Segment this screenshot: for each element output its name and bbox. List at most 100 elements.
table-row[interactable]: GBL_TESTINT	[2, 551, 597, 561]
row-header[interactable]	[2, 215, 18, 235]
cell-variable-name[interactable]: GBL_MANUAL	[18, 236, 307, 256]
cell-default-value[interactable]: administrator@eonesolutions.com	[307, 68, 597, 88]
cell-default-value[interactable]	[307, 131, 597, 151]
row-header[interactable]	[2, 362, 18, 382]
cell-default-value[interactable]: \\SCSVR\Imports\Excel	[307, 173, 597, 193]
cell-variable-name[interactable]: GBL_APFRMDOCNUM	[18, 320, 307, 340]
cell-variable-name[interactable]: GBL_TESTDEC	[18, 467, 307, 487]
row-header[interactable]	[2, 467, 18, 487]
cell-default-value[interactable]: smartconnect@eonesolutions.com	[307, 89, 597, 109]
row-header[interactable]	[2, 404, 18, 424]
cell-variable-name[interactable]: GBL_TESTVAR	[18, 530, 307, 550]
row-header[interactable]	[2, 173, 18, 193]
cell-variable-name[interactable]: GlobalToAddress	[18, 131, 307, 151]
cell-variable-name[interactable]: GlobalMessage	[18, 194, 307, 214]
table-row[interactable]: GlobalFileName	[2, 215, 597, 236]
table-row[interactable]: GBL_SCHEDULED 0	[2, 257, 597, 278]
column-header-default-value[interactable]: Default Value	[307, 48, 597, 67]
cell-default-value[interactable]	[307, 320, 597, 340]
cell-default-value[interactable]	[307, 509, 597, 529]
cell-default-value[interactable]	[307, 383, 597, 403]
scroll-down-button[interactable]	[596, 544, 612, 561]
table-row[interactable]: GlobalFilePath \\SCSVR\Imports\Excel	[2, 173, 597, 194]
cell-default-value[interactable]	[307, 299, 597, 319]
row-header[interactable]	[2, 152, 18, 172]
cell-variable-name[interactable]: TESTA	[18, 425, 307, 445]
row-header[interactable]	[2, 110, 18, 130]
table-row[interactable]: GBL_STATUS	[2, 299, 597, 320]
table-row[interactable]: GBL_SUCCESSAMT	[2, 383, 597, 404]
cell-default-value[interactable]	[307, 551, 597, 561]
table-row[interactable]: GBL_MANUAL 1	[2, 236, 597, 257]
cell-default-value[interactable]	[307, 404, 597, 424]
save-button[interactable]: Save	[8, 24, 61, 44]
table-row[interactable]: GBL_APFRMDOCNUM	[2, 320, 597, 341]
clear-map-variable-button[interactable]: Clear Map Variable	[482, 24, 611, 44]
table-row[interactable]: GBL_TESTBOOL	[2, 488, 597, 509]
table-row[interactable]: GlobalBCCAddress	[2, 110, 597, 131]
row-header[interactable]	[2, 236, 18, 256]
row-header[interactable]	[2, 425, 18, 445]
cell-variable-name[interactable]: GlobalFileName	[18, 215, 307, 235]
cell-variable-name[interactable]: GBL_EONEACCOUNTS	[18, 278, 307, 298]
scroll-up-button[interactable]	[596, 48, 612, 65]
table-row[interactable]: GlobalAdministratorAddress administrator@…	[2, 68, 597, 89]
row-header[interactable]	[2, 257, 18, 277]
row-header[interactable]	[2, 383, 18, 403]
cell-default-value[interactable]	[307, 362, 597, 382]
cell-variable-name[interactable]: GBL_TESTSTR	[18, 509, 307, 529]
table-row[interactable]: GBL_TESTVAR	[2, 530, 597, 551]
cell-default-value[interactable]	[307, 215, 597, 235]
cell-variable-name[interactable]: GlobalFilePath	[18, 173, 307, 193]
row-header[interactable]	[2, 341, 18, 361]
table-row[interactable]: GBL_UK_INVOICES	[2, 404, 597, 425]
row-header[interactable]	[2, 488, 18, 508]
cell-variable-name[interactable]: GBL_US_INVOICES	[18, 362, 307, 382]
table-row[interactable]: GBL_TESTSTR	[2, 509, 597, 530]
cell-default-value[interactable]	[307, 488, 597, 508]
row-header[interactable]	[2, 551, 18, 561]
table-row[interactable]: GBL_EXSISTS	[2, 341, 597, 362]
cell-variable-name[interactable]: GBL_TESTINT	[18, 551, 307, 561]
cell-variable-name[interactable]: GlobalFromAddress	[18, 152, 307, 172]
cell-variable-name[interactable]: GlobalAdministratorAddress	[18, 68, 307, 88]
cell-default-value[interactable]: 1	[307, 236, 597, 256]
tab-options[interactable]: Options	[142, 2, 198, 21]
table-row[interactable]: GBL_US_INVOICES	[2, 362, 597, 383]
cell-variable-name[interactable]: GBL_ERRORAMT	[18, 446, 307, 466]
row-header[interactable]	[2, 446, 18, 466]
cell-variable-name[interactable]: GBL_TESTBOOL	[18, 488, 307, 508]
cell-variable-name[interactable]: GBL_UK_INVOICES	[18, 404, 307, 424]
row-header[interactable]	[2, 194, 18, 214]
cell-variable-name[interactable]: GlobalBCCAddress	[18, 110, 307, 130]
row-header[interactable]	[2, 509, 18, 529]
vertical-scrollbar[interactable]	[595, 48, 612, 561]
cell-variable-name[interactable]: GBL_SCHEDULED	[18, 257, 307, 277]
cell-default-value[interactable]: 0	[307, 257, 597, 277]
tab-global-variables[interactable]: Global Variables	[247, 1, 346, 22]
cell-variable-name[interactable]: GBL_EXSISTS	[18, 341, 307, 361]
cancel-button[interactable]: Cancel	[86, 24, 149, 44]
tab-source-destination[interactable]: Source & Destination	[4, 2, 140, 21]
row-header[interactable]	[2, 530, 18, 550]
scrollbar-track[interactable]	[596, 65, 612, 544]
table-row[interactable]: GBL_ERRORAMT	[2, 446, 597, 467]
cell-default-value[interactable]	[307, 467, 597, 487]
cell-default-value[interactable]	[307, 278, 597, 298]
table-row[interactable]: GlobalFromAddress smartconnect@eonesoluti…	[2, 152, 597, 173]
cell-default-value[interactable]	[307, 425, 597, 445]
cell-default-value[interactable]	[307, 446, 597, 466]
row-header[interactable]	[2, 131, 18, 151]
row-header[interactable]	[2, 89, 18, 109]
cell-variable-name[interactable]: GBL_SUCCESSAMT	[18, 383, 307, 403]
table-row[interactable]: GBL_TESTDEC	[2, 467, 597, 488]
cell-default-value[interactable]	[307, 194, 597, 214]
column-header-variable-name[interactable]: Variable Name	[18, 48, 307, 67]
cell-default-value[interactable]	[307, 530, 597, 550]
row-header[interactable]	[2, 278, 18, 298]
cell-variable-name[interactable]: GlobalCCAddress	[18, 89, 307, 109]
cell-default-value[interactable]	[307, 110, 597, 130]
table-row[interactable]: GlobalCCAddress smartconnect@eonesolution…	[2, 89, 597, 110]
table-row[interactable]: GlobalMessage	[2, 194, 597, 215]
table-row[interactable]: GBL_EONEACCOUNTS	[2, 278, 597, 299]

☆ ☆ ☆

| GOAL OF THE EXERCISE |
Copy all of the material above, line for line, without changing anything.

| EXERCISE ANSWER |
Segment this screenshot: for each element output its name and bbox. List at most 100 elements.
table-row[interactable]: GBL_TESTINT	[2, 551, 597, 561]
row-header[interactable]	[2, 215, 18, 235]
cell-variable-name[interactable]: GBL_MANUAL	[18, 236, 307, 256]
cell-default-value[interactable]: administrator@eonesolutions.com	[307, 68, 597, 88]
cell-default-value[interactable]	[307, 131, 597, 151]
row-header[interactable]	[2, 362, 18, 382]
cell-default-value[interactable]: \\SCSVR\Imports\Excel	[307, 173, 597, 193]
cell-variable-name[interactable]: GBL_APFRMDOCNUM	[18, 320, 307, 340]
cell-variable-name[interactable]: GBL_TESTDEC	[18, 467, 307, 487]
row-header[interactable]	[2, 467, 18, 487]
cell-default-value[interactable]: smartconnect@eonesolutions.com	[307, 89, 597, 109]
row-header[interactable]	[2, 404, 18, 424]
cell-variable-name[interactable]: GBL_TESTVAR	[18, 530, 307, 550]
row-header[interactable]	[2, 173, 18, 193]
cell-variable-name[interactable]: GlobalToAddress	[18, 131, 307, 151]
cell-variable-name[interactable]: GlobalMessage	[18, 194, 307, 214]
table-row[interactable]: GlobalFileName	[2, 215, 597, 236]
table-row[interactable]: GBL_SCHEDULED 0	[2, 257, 597, 278]
column-header-default-value[interactable]: Default Value	[307, 48, 597, 67]
cell-default-value[interactable]	[307, 320, 597, 340]
cell-default-value[interactable]	[307, 509, 597, 529]
cell-default-value[interactable]	[307, 383, 597, 403]
scroll-down-button[interactable]	[596, 544, 612, 561]
table-row[interactable]: GlobalFilePath \\SCSVR\Imports\Excel	[2, 173, 597, 194]
cell-default-value[interactable]	[307, 299, 597, 319]
row-header[interactable]	[2, 152, 18, 172]
cell-variable-name[interactable]: TESTA	[18, 425, 307, 445]
row-header[interactable]	[2, 110, 18, 130]
table-row[interactable]: GBL_STATUS	[2, 299, 597, 320]
table-row[interactable]: GBL_SUCCESSAMT	[2, 383, 597, 404]
cell-default-value[interactable]	[307, 551, 597, 561]
table-row[interactable]: GBL_MANUAL 1	[2, 236, 597, 257]
cell-default-value[interactable]	[307, 404, 597, 424]
save-button[interactable]: Save	[8, 24, 61, 44]
table-row[interactable]: GBL_APFRMDOCNUM	[2, 320, 597, 341]
clear-map-variable-button[interactable]: Clear Map Variable	[482, 24, 611, 44]
table-row[interactable]: GBL_TESTBOOL	[2, 488, 597, 509]
table-row[interactable]: GlobalBCCAddress	[2, 110, 597, 131]
row-header[interactable]	[2, 236, 18, 256]
row-header[interactable]	[2, 425, 18, 445]
cell-variable-name[interactable]: GlobalFileName	[18, 215, 307, 235]
cell-variable-name[interactable]: GBL_EONEACCOUNTS	[18, 278, 307, 298]
scroll-up-button[interactable]	[596, 48, 612, 65]
table-row[interactable]: GlobalAdministratorAddress administrator@…	[2, 68, 597, 89]
row-header[interactable]	[2, 257, 18, 277]
row-header[interactable]	[2, 383, 18, 403]
cell-default-value[interactable]	[307, 362, 597, 382]
cell-variable-name[interactable]: GBL_TESTSTR	[18, 509, 307, 529]
table-row[interactable]: GBL_TESTVAR	[2, 530, 597, 551]
cell-default-value[interactable]	[307, 215, 597, 235]
cell-variable-name[interactable]: GlobalFilePath	[18, 173, 307, 193]
row-header[interactable]	[2, 341, 18, 361]
table-row[interactable]: GBL_UK_INVOICES	[2, 404, 597, 425]
row-header[interactable]	[2, 488, 18, 508]
cell-variable-name[interactable]: GBL_US_INVOICES	[18, 362, 307, 382]
table-row[interactable]: GBL_TESTSTR	[2, 509, 597, 530]
cell-default-value[interactable]	[307, 488, 597, 508]
row-header[interactable]	[2, 551, 18, 561]
table-row[interactable]: GBL_EXSISTS	[2, 341, 597, 362]
cell-variable-name[interactable]: GBL_TESTINT	[18, 551, 307, 561]
cell-variable-name[interactable]: GlobalFromAddress	[18, 152, 307, 172]
cell-variable-name[interactable]: GlobalAdministratorAddress	[18, 68, 307, 88]
cell-default-value[interactable]: 1	[307, 236, 597, 256]
tab-options[interactable]: Options	[142, 2, 198, 21]
table-row[interactable]: GBL_US_INVOICES	[2, 362, 597, 383]
cell-variable-name[interactable]: GBL_ERRORAMT	[18, 446, 307, 466]
row-header[interactable]	[2, 446, 18, 466]
cell-variable-name[interactable]: GBL_TESTBOOL	[18, 488, 307, 508]
cell-variable-name[interactable]: GBL_UK_INVOICES	[18, 404, 307, 424]
row-header[interactable]	[2, 194, 18, 214]
cell-variable-name[interactable]: GlobalBCCAddress	[18, 110, 307, 130]
row-header[interactable]	[2, 509, 18, 529]
vertical-scrollbar[interactable]	[595, 48, 612, 561]
cell-variable-name[interactable]: GBL_SCHEDULED	[18, 257, 307, 277]
cell-default-value[interactable]: 0	[307, 257, 597, 277]
tab-global-variables[interactable]: Global Variables	[247, 1, 346, 22]
cell-variable-name[interactable]: GBL_EXSISTS	[18, 341, 307, 361]
cancel-button[interactable]: Cancel	[86, 24, 149, 44]
tab-source-destination[interactable]: Source & Destination	[4, 2, 140, 21]
row-header[interactable]	[2, 530, 18, 550]
scrollbar-track[interactable]	[596, 65, 612, 544]
table-row[interactable]: GBL_ERRORAMT	[2, 446, 597, 467]
cell-default-value[interactable]	[307, 467, 597, 487]
cell-default-value[interactable]	[307, 278, 597, 298]
table-row[interactable]: GlobalFromAddress smartconnect@eonesoluti…	[2, 152, 597, 173]
cell-default-value[interactable]	[307, 425, 597, 445]
cell-default-value[interactable]	[307, 446, 597, 466]
row-header[interactable]	[2, 131, 18, 151]
row-header[interactable]	[2, 89, 18, 109]
cell-variable-name[interactable]: GBL_SUCCESSAMT	[18, 383, 307, 403]
table-row[interactable]: GBL_TESTDEC	[2, 467, 597, 488]
cell-default-value[interactable]	[307, 194, 597, 214]
column-header-variable-name[interactable]: Variable Name	[18, 48, 307, 67]
cell-default-value[interactable]	[307, 530, 597, 550]
row-header[interactable]	[2, 278, 18, 298]
cell-variable-name[interactable]: GlobalCCAddress	[18, 89, 307, 109]
cell-default-value[interactable]	[307, 110, 597, 130]
table-row[interactable]: GlobalCCAddress smartconnect@eonesolution…	[2, 89, 597, 110]
table-row[interactable]: GlobalMessage	[2, 194, 597, 215]
table-row[interactable]: GBL_EONEACCOUNTS	[2, 278, 597, 299]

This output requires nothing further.